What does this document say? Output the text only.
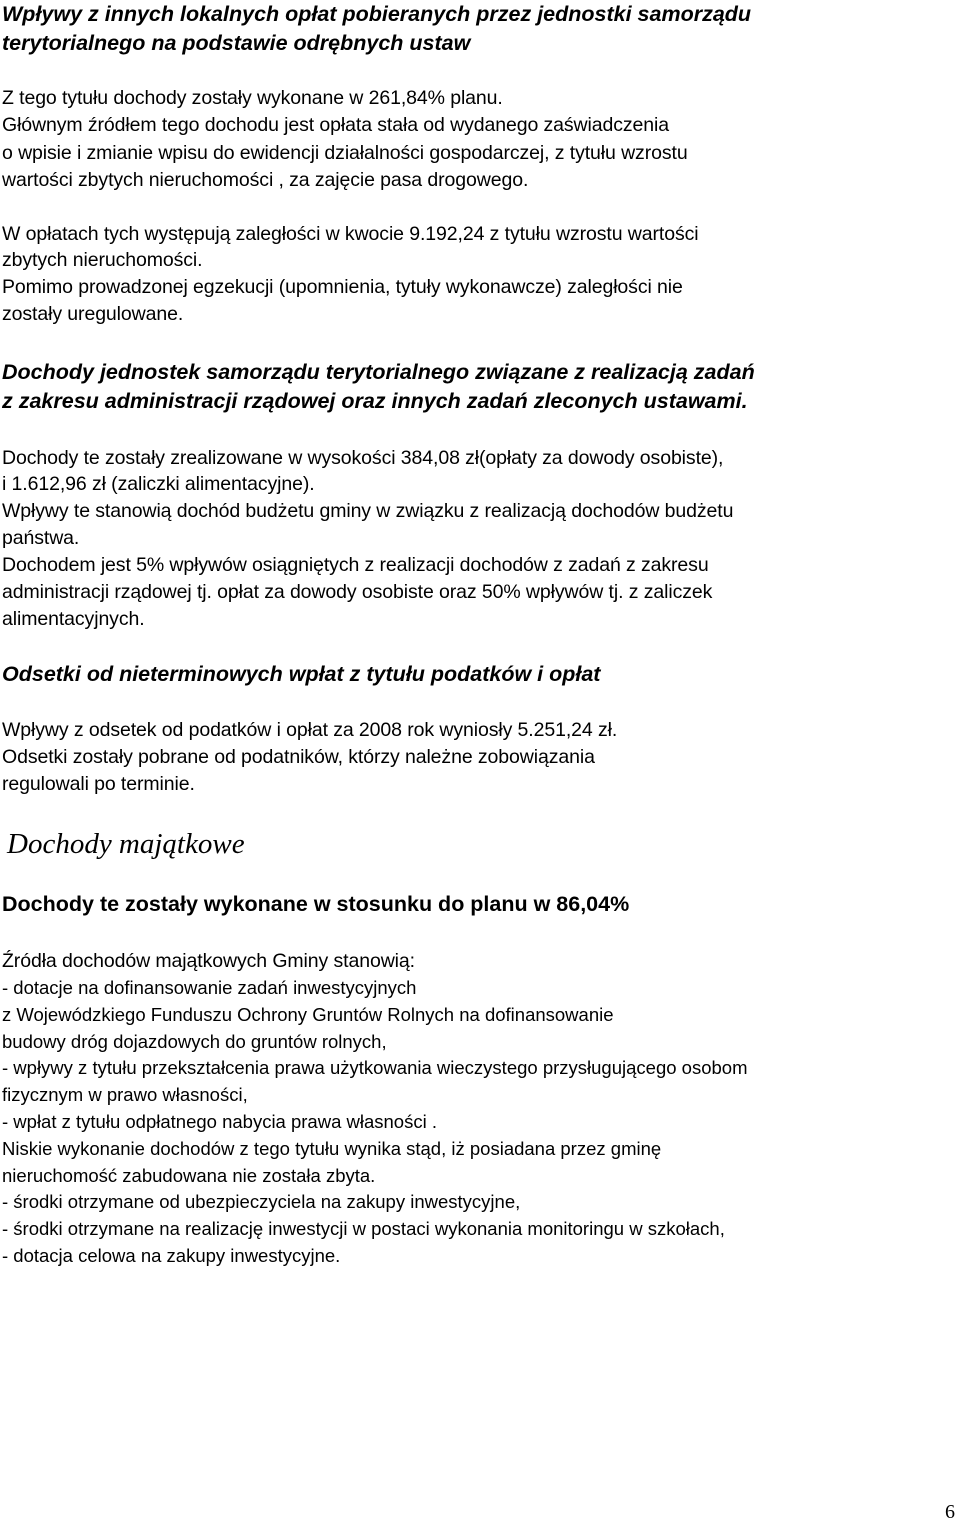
Wpływy z innych lokalnych opłat pobieranych przez jednostki samorządu

terytorialnego na podstawie odrębnych ustaw

Z tego tytułu dochody zostały wykonane w 261,84% planu.

Głównym źródłem tego dochodu jest opłata stała od wydanego zaświadczenia

o wpisie i zmianie wpisu do ewidencji działalności gospodarczej, z tytułu wzrostu

wartości zbytych nieruchomości , za zajęcie pasa drogowego.

W opłatach tych występują zaległości w kwocie 9.192,24 z tytułu wzrostu wartości

zbytych nieruchomości.

Pomimo prowadzonej egzekucji (upomnienia, tytuły wykonawcze) zaległości nie

zostały uregulowane.

Dochody jednostek samorządu terytorialnego związane z realizacją zadań

z zakresu administracji rządowej oraz innych zadań zleconych ustawami.

Dochody te zostały zrealizowane w wysokości 384,08 zł(opłaty za dowody osobiste),

i 1.612,96 zł (zaliczki alimentacyjne).

Wpływy te stanowią dochód budżetu gminy w związku z realizacją dochodów budżetu

państwa.

Dochodem jest 5% wpływów osiągniętych z realizacji dochodów z zadań z zakresu

administracji rządowej tj. opłat za dowody osobiste oraz 50% wpływów tj. z zaliczek

alimentacyjnych.

Odsetki od nieterminowych wpłat z tytułu podatków i opłat

Wpływy z odsetek od podatków i opłat za 2008 rok wyniosły 5.251,24 zł.

Odsetki zostały pobrane od podatników, którzy należne zobowiązania

regulowali po terminie.

Dochody majątkowe

Dochody te zostały wykonane w stosunku do planu w 86,04%

Źródła dochodów majątkowych Gminy stanowią:

- dotacje na dofinansowanie zadań inwestycyjnych

z Wojewódzkiego Funduszu Ochrony Gruntów Rolnych na dofinansowanie

budowy dróg dojazdowych do gruntów rolnych,

- wpływy z tytułu przekształcenia prawa użytkowania wieczystego przysługującego osobom

fizycznym w prawo własności,

- wpłat z tytułu odpłatnego nabycia prawa własności .

Niskie wykonanie dochodów z tego tytułu wynika stąd, iż posiadana przez gminę

nieruchomość zabudowana nie została zbyta.

- środki otrzymane od ubezpieczyciela na zakupy inwestycyjne,

- środki otrzymane na realizację inwestycji w postaci wykonania monitoringu w szkołach,

- dotacja celowa na zakupy inwestycyjne.

6
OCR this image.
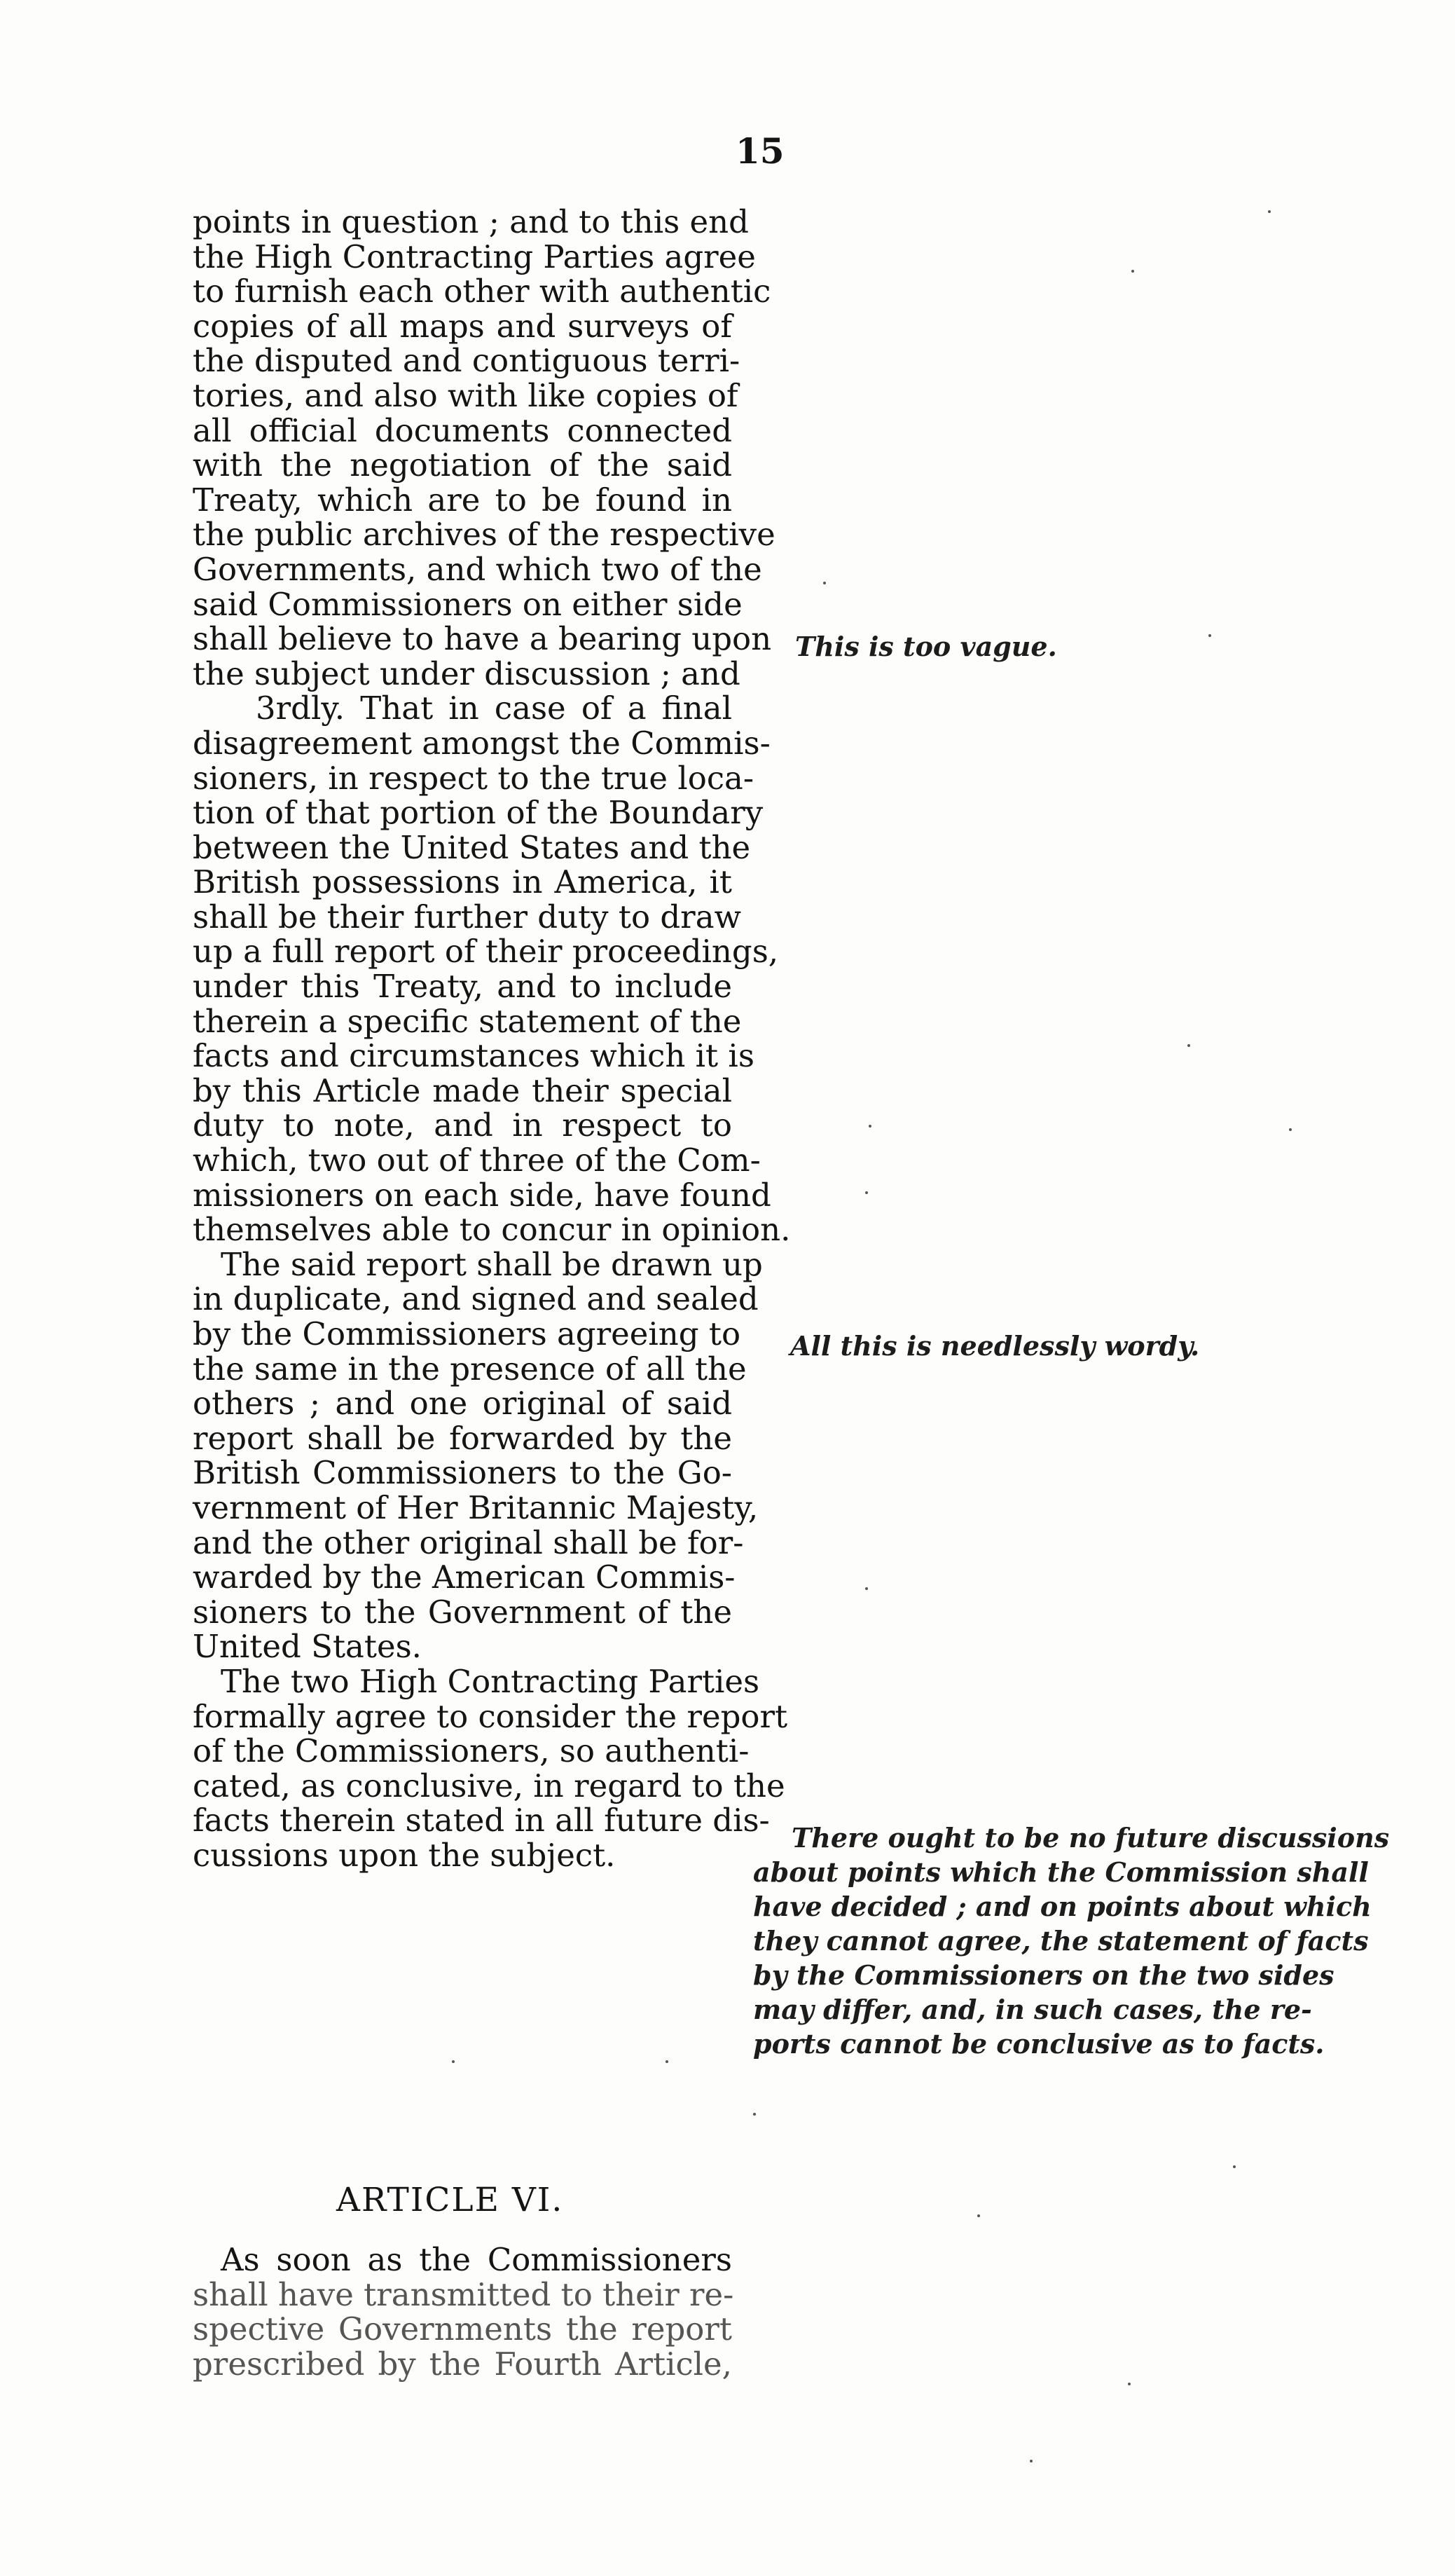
15
points in question ; and to this end
the High Contracting Parties agree
to furnish each other with authentic
copies of all maps and surveys of
the disputed and contiguous terri-
tories, and also with like copies of
all official documents connected
with the negotiation of the said
Treaty, which are to be found in
the public archives of the respective
Governments, and which two of the
said Commissioners on either side
shall believe to have a bearing upon
the subject under discussion ; and
3rdly. That in case of a final
disagreement amongst the Commis-
sioners, in respect to the true loca-
tion of that portion of the Boundary
between the United States and the
British possessions in America, it
shall be their further duty to draw
up a full report of their proceedings,
under this Treaty, and to include
therein a specific statement of the
facts and circumstances which it is
by this Article made their special
duty to note, and in respect to
which, two out of three of the Com-
missioners on each side, have found
themselves able to concur in opinion.
The said report shall be drawn up
in duplicate, and signed and sealed
by the Commissioners agreeing to
the same in the presence of all the
others ; and one original of said
report shall be forwarded by the
British Commissioners to the Go-
vernment of Her Britannic Majesty,
and the other original shall be for-
warded by the American Commis-
sioners to the Government of the
United States.
The two High Contracting Parties
formally agree to consider the report
of the Commissioners, so authenti-
cated, as conclusive, in regard to the
facts therein stated in all future dis-
cussions upon the subject.
ARTICLE VI.
As soon as the Commissioners
shall have transmitted to their re-
spective Governments the report
prescribed by the Fourth Article,
This is too vague.
All this is needlessly wordy.
There ought to be no future discussions
about points which the Commission shall
have decided ; and on points about which
they cannot agree, the statement of facts
by the Commissioners on the two sides
may differ, and, in such cases, the re-
ports cannot be conclusive as to facts.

+---+

WHAT YOU NEED TO DO
Pictures excluded, quote all the data above exactly.

SOLUTION FOR THIS EXERCISE
What does this document say? Output the text only.
Wpływy z innych lokalnych opłat pobieranych przez jednostki samorządu

terytorialnego na podstawie odrębnych ustaw

Z tego tytułu dochody zostały wykonane w 261,84% planu.

Głównym źródłem tego dochodu jest opłata stała od wydanego zaświadczenia

o wpisie i zmianie wpisu do ewidencji działalności gospodarczej, z tytułu wzrostu

wartości zbytych nieruchomości , za zajęcie pasa drogowego.

W opłatach tych występują zaległości w kwocie 9.192,24 z tytułu wzrostu wartości

zbytych nieruchomości.

Pomimo prowadzonej egzekucji (upomnienia, tytuły wykonawcze) zaległości nie

zostały uregulowane.

Dochody jednostek samorządu terytorialnego związane z realizacją zadań

z zakresu administracji rządowej oraz innych zadań zleconych ustawami.

Dochody te zostały zrealizowane w wysokości 384,08 zł(opłaty za dowody osobiste),

i 1.612,96 zł (zaliczki alimentacyjne).

Wpływy te stanowią dochód budżetu gminy w związku z realizacją dochodów budżetu

państwa.

Dochodem jest 5% wpływów osiągniętych z realizacji dochodów z zadań z zakresu

administracji rządowej tj. opłat za dowody osobiste oraz 50% wpływów tj. z zaliczek

alimentacyjnych.

Odsetki od nieterminowych wpłat z tytułu podatków i opłat

Wpływy z odsetek od podatków i opłat za 2008 rok wyniosły 5.251,24 zł.

Odsetki zostały pobrane od podatników, którzy należne zobowiązania

regulowali po terminie.

Dochody majątkowe

Dochody te zostały wykonane w stosunku do planu w 86,04%

Źródła dochodów majątkowych Gminy stanowią:

- dotacje na dofinansowanie zadań inwestycyjnych

z Wojewódzkiego Funduszu Ochrony Gruntów Rolnych na dofinansowanie

budowy dróg dojazdowych do gruntów rolnych,

- wpływy z tytułu przekształcenia prawa użytkowania wieczystego przysługującego osobom

fizycznym w prawo własności,

- wpłat z tytułu odpłatnego nabycia prawa własności .

Niskie wykonanie dochodów z tego tytułu wynika stąd, iż posiadana przez gminę

nieruchomość zabudowana nie została zbyta.

- środki otrzymane od ubezpieczyciela na zakupy inwestycyjne,

- środki otrzymane na realizację inwestycji w postaci wykonania monitoringu w szkołach,

- dotacja celowa na zakupy inwestycyjne.

6
OCR this image.
15
points in question ; and to this end
the High Contracting Parties agree
to furnish each other with authentic
copies of all maps and surveys of
the disputed and contiguous terri-
tories, and also with like copies of
all official documents connected
with the negotiation of the said
Treaty, which are to be found in
the public archives of the respective
Governments, and which two of the
said Commissioners on either side
shall believe to have a bearing upon
the subject under discussion ; and
3rdly. That in case of a final
disagreement amongst the Commis-
sioners, in respect to the true loca-
tion of that portion of the Boundary
between the United States and the
British possessions in America, it
shall be their further duty to draw
up a full report of their proceedings,
under this Treaty, and to include
therein a specific statement of the
facts and circumstances which it is
by this Article made their special
duty to note, and in respect to
which, two out of three of the Com-
missioners on each side, have found
themselves able to concur in opinion.
The said report shall be drawn up
in duplicate, and signed and sealed
by the Commissioners agreeing to
the same in the presence of all the
others ; and one original of said
report shall be forwarded by the
British Commissioners to the Go-
vernment of Her Britannic Majesty,
and the other original shall be for-
warded by the American Commis-
sioners to the Government of the
United States.
The two High Contracting Parties
formally agree to consider the report
of the Commissioners, so authenti-
cated, as conclusive, in regard to the
facts therein stated in all future dis-
cussions upon the subject.
ARTICLE VI.
As soon as the Commissioners
shall have transmitted to their re-
spective Governments the report
prescribed by the Fourth Article,
This is too vague.
All this is needlessly wordy.
There ought to be no future discussions
about points which the Commission shall
have decided ; and on points about which
they cannot agree, the statement of facts
by the Commissioners on the two sides
may differ, and, in such cases, the re-
ports cannot be conclusive as to facts.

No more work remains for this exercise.